» YOUR INSTRUCTIONS:
Show each line of the data below that has the string "label" in it.

» RAW RECORDS:
━━━━━━━━━━━━━━━━━━━━

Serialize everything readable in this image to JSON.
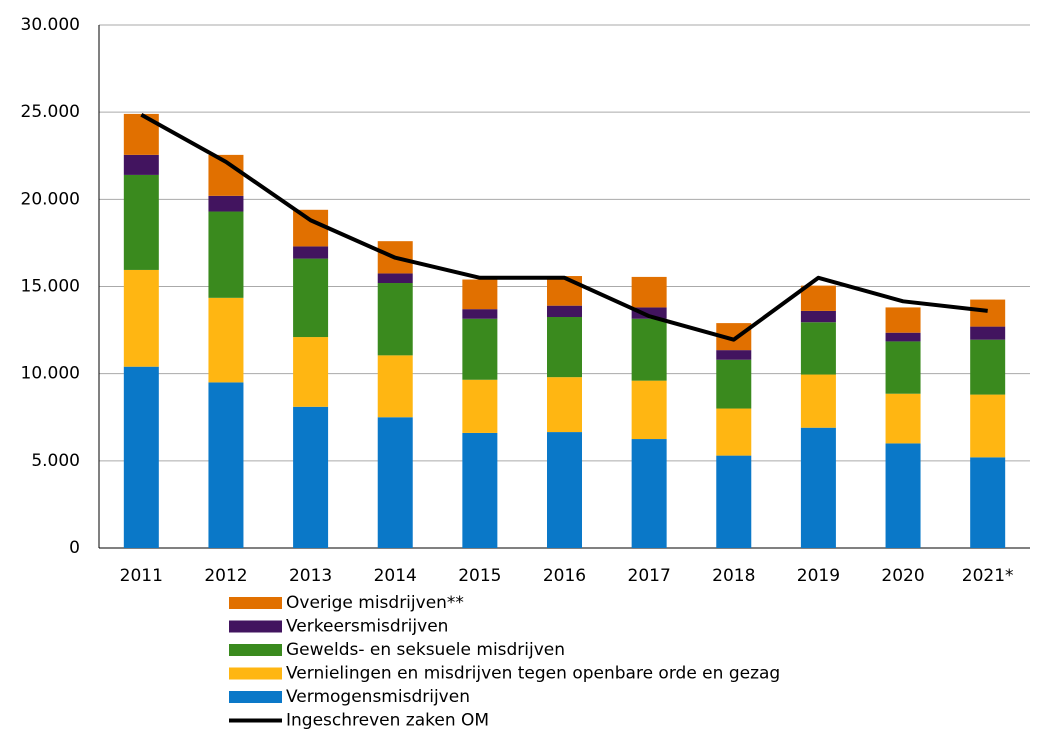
{
  "chart_data": {
    "type": "stacked-bar-line",
    "categories": [
      "2011",
      "2012",
      "2013",
      "2014",
      "2015",
      "2016",
      "2017",
      "2018",
      "2019",
      "2020",
      "2021*"
    ],
    "series": [
      {
        "name": "Vermogensmisdrijven",
        "color": "#0a78c8",
        "values": [
          10400,
          9500,
          8100,
          7500,
          6600,
          6650,
          6250,
          5300,
          6900,
          6000,
          5200
        ]
      },
      {
        "name": "Vernielingen en misdrijven tegen openbare orde en gezag",
        "color": "#ffb612",
        "values": [
          5550,
          4850,
          4000,
          3550,
          3050,
          3150,
          3350,
          2700,
          3050,
          2850,
          3600
        ]
      },
      {
        "name": "Gewelds- en seksuele misdrijven",
        "color": "#3a8a1e",
        "values": [
          5450,
          4950,
          4500,
          4150,
          3500,
          3450,
          3550,
          2800,
          3000,
          3000,
          3150
        ]
      },
      {
        "name": "Verkeersmisdrijven",
        "color": "#42145f",
        "values": [
          1150,
          900,
          700,
          550,
          550,
          650,
          650,
          550,
          650,
          500,
          750
        ]
      },
      {
        "name": "Overige misdrijven**",
        "color": "#e17000",
        "values": [
          2350,
          2350,
          2100,
          1850,
          1700,
          1700,
          1750,
          1550,
          1450,
          1450,
          1550
        ]
      },
      {
        "name": "Ingeschreven zaken OM",
        "color": "#000000",
        "type": "line",
        "values": [
          24850,
          22150,
          18800,
          16650,
          15500,
          15500,
          13300,
          11950,
          15500,
          14150,
          13600
        ]
      }
    ],
    "ylim": [
      0,
      30000
    ],
    "yticks": [
      0,
      {
        "value": 5000,
        "label": "5.000"
      },
      {
        "value": 10000,
        "label": "10.000"
      },
      {
        "value": 15000,
        "label": "15.000"
      },
      {
        "value": 20000,
        "label": "20.000"
      },
      {
        "value": 25000,
        "label": "25.000"
      },
      {
        "value": 30000,
        "label": "30.000"
      }
    ],
    "grid": true,
    "legend": "bottom"
  }
}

━━━━━━━━━━━━━━━━━━━━

» RESPONSE:
        "label": "5.000"
        "label": "10.000"
        "label": "15.000"
        "label": "20.000"
        "label": "25.000"
        "label": "30.000"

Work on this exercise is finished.